TASK OBJECTIVE | Reproduce each of the lines word for word.

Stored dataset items
■ ■ ■ ■ ■ ■ ■
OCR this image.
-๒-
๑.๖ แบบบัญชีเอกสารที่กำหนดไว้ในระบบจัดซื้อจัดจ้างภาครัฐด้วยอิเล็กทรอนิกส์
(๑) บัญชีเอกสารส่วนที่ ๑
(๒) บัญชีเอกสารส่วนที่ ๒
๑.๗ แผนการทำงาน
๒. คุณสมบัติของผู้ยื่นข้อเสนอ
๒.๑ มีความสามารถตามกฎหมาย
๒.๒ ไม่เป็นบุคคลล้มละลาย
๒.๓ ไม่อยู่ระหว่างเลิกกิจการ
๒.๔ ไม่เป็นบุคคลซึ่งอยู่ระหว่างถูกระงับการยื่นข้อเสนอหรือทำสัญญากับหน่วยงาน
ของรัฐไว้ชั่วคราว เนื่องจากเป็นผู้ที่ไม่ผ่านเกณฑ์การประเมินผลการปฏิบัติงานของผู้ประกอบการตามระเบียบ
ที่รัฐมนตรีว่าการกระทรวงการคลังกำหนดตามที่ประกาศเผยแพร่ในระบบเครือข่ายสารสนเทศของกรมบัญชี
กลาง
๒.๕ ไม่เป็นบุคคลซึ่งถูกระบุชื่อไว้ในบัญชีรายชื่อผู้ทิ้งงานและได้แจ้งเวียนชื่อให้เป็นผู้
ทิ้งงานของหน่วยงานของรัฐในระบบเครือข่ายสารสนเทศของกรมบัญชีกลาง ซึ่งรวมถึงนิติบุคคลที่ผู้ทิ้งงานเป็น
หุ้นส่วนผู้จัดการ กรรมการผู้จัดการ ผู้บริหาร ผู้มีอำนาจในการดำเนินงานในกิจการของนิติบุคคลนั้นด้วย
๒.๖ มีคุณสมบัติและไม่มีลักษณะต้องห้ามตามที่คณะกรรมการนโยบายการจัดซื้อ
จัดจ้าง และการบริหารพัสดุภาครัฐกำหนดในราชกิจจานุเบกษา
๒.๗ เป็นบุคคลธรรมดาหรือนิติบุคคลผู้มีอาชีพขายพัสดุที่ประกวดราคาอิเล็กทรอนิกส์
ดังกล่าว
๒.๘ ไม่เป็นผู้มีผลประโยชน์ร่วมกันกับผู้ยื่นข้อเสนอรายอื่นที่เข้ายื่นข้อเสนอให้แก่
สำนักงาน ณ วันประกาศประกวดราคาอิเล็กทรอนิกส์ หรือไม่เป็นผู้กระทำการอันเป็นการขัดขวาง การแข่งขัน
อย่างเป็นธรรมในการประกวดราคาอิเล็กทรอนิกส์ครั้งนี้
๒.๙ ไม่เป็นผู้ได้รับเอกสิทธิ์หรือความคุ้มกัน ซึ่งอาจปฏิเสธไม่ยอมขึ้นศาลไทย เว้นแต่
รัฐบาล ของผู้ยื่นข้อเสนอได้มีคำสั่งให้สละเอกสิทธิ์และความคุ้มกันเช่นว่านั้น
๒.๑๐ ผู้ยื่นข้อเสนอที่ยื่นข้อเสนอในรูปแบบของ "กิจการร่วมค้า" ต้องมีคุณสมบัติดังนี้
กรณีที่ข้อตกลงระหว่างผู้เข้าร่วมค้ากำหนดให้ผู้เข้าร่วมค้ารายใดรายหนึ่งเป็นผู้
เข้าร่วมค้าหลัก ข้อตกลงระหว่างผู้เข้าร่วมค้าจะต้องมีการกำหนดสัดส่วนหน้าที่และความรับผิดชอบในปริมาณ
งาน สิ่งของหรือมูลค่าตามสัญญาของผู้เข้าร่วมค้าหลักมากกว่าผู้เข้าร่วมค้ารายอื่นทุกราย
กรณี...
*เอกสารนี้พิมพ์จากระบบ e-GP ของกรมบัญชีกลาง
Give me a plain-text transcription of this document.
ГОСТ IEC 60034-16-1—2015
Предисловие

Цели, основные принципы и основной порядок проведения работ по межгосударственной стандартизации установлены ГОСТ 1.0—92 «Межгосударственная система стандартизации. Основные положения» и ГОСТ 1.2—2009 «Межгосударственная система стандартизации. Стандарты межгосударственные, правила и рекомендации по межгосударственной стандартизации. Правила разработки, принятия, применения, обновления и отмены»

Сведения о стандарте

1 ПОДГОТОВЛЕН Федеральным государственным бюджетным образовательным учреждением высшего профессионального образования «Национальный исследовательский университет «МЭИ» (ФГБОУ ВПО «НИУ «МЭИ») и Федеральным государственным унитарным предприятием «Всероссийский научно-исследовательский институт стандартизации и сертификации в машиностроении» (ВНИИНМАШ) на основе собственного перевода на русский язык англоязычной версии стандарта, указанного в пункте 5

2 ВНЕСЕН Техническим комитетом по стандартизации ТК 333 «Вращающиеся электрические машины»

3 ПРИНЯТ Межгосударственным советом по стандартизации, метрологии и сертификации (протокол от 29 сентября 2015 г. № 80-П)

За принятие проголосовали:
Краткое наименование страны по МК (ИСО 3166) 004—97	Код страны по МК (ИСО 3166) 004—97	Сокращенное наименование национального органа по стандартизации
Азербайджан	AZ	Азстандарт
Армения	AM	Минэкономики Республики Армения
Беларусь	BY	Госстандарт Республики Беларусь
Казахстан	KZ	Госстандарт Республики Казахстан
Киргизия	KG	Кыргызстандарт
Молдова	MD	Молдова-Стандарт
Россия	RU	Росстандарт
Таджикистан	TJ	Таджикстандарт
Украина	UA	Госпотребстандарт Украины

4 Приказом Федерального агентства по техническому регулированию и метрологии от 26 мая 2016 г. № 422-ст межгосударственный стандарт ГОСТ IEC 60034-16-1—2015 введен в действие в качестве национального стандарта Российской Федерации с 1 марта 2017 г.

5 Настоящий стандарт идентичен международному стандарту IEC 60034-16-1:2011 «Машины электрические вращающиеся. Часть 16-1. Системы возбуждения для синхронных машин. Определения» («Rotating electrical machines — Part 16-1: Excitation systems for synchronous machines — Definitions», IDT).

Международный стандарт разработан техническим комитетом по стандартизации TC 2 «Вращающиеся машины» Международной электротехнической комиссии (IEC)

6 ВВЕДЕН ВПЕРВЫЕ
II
■ ■ ■ ■ ■ ■ ■
IN RESPONSE |
OCR this image.
-๒-
๑.๖ แบบบัญชีเอกสารที่กำหนดไว้ในระบบจัดซื้อจัดจ้างภาครัฐด้วยอิเล็กทรอนิกส์
(๑) บัญชีเอกสารส่วนที่ ๑
(๒) บัญชีเอกสารส่วนที่ ๒
๑.๗ แผนการทำงาน
๒. คุณสมบัติของผู้ยื่นข้อเสนอ
๒.๑ มีความสามารถตามกฎหมาย
๒.๒ ไม่เป็นบุคคลล้มละลาย
๒.๓ ไม่อยู่ระหว่างเลิกกิจการ
๒.๔ ไม่เป็นบุคคลซึ่งอยู่ระหว่างถูกระงับการยื่นข้อเสนอหรือทำสัญญากับหน่วยงาน
ของรัฐไว้ชั่วคราว เนื่องจากเป็นผู้ที่ไม่ผ่านเกณฑ์การประเมินผลการปฏิบัติงานของผู้ประกอบการตามระเบียบ
ที่รัฐมนตรีว่าการกระทรวงการคลังกำหนดตามที่ประกาศเผยแพร่ในระบบเครือข่ายสารสนเทศของกรมบัญชี
กลาง
๒.๕ ไม่เป็นบุคคลซึ่งถูกระบุชื่อไว้ในบัญชีรายชื่อผู้ทิ้งงานและได้แจ้งเวียนชื่อให้เป็นผู้
ทิ้งงานของหน่วยงานของรัฐในระบบเครือข่ายสารสนเทศของกรมบัญชีกลาง ซึ่งรวมถึงนิติบุคคลที่ผู้ทิ้งงานเป็น
หุ้นส่วนผู้จัดการ กรรมการผู้จัดการ ผู้บริหาร ผู้มีอำนาจในการดำเนินงานในกิจการของนิติบุคคลนั้นด้วย
๒.๖ มีคุณสมบัติและไม่มีลักษณะต้องห้ามตามที่คณะกรรมการนโยบายการจัดซื้อ
จัดจ้าง และการบริหารพัสดุภาครัฐกำหนดในราชกิจจานุเบกษา
๒.๗ เป็นบุคคลธรรมดาหรือนิติบุคคลผู้มีอาชีพขายพัสดุที่ประกวดราคาอิเล็กทรอนิกส์
ดังกล่าว
๒.๘ ไม่เป็นผู้มีผลประโยชน์ร่วมกันกับผู้ยื่นข้อเสนอรายอื่นที่เข้ายื่นข้อเสนอให้แก่
สำนักงาน ณ วันประกาศประกวดราคาอิเล็กทรอนิกส์ หรือไม่เป็นผู้กระทำการอันเป็นการขัดขวาง การแข่งขัน
อย่างเป็นธรรมในการประกวดราคาอิเล็กทรอนิกส์ครั้งนี้
๒.๙ ไม่เป็นผู้ได้รับเอกสิทธิ์หรือความคุ้มกัน ซึ่งอาจปฏิเสธไม่ยอมขึ้นศาลไทย เว้นแต่
รัฐบาล ของผู้ยื่นข้อเสนอได้มีคำสั่งให้สละเอกสิทธิ์และความคุ้มกันเช่นว่านั้น
๒.๑๐ ผู้ยื่นข้อเสนอที่ยื่นข้อเสนอในรูปแบบของ "กิจการร่วมค้า" ต้องมีคุณสมบัติดังนี้
กรณีที่ข้อตกลงระหว่างผู้เข้าร่วมค้ากำหนดให้ผู้เข้าร่วมค้ารายใดรายหนึ่งเป็นผู้
เข้าร่วมค้าหลัก ข้อตกลงระหว่างผู้เข้าร่วมค้าจะต้องมีการกำหนดสัดส่วนหน้าที่และความรับผิดชอบในปริมาณ
งาน สิ่งของหรือมูลค่าตามสัญญาของผู้เข้าร่วมค้าหลักมากกว่าผู้เข้าร่วมค้ารายอื่นทุกราย
กรณี...
*เอกสารนี้พิมพ์จากระบบ e-GP ของกรมบัญชีกลาง
Give me a plain-text transcription of this document.
ГОСТ IEC 60034-16-1—2015
Предисловие

Цели, основные принципы и основной порядок проведения работ по межгосударственной стандартизации установлены ГОСТ 1.0—92 «Межгосударственная система стандартизации. Основные положения» и ГОСТ 1.2—2009 «Межгосударственная система стандартизации. Стандарты межгосударственные, правила и рекомендации по межгосударственной стандартизации. Правила разработки, принятия, применения, обновления и отмены»

Сведения о стандарте

1 ПОДГОТОВЛЕН Федеральным государственным бюджетным образовательным учреждением высшего профессионального образования «Национальный исследовательский университет «МЭИ» (ФГБОУ ВПО «НИУ «МЭИ») и Федеральным государственным унитарным предприятием «Всероссийский научно-исследовательский институт стандартизации и сертификации в машиностроении» (ВНИИНМАШ) на основе собственного перевода на русский язык англоязычной версии стандарта, указанного в пункте 5

2 ВНЕСЕН Техническим комитетом по стандартизации ТК 333 «Вращающиеся электрические машины»

3 ПРИНЯТ Межгосударственным советом по стандартизации, метрологии и сертификации (протокол от 29 сентября 2015 г. № 80-П)

За принятие проголосовали:
Краткое наименование страны по МК (ИСО 3166) 004—97	Код страны по МК (ИСО 3166) 004—97	Сокращенное наименование национального органа по стандартизации
Азербайджан	AZ	Азстандарт
Армения	AM	Минэкономики Республики Армения
Беларусь	BY	Госстандарт Республики Беларусь
Казахстан	KZ	Госстандарт Республики Казахстан
Киргизия	KG	Кыргызстандарт
Молдова	MD	Молдова-Стандарт
Россия	RU	Росстандарт
Таджикистан	TJ	Таджикстандарт
Украина	UA	Госпотребстандарт Украины

4 Приказом Федерального агентства по техническому регулированию и метрологии от 26 мая 2016 г. № 422-ст межгосударственный стандарт ГОСТ IEC 60034-16-1—2015 введен в действие в качестве национального стандарта Российской Федерации с 1 марта 2017 г.

5 Настоящий стандарт идентичен международному стандарту IEC 60034-16-1:2011 «Машины электрические вращающиеся. Часть 16-1. Системы возбуждения для синхронных машин. Определения» («Rotating electrical machines — Part 16-1: Excitation systems for synchronous machines — Definitions», IDT).

Международный стандарт разработан техническим комитетом по стандартизации TC 2 «Вращающиеся машины» Международной электротехнической комиссии (IEC)

6 ВВЕДЕН ВПЕРВЫЕ
II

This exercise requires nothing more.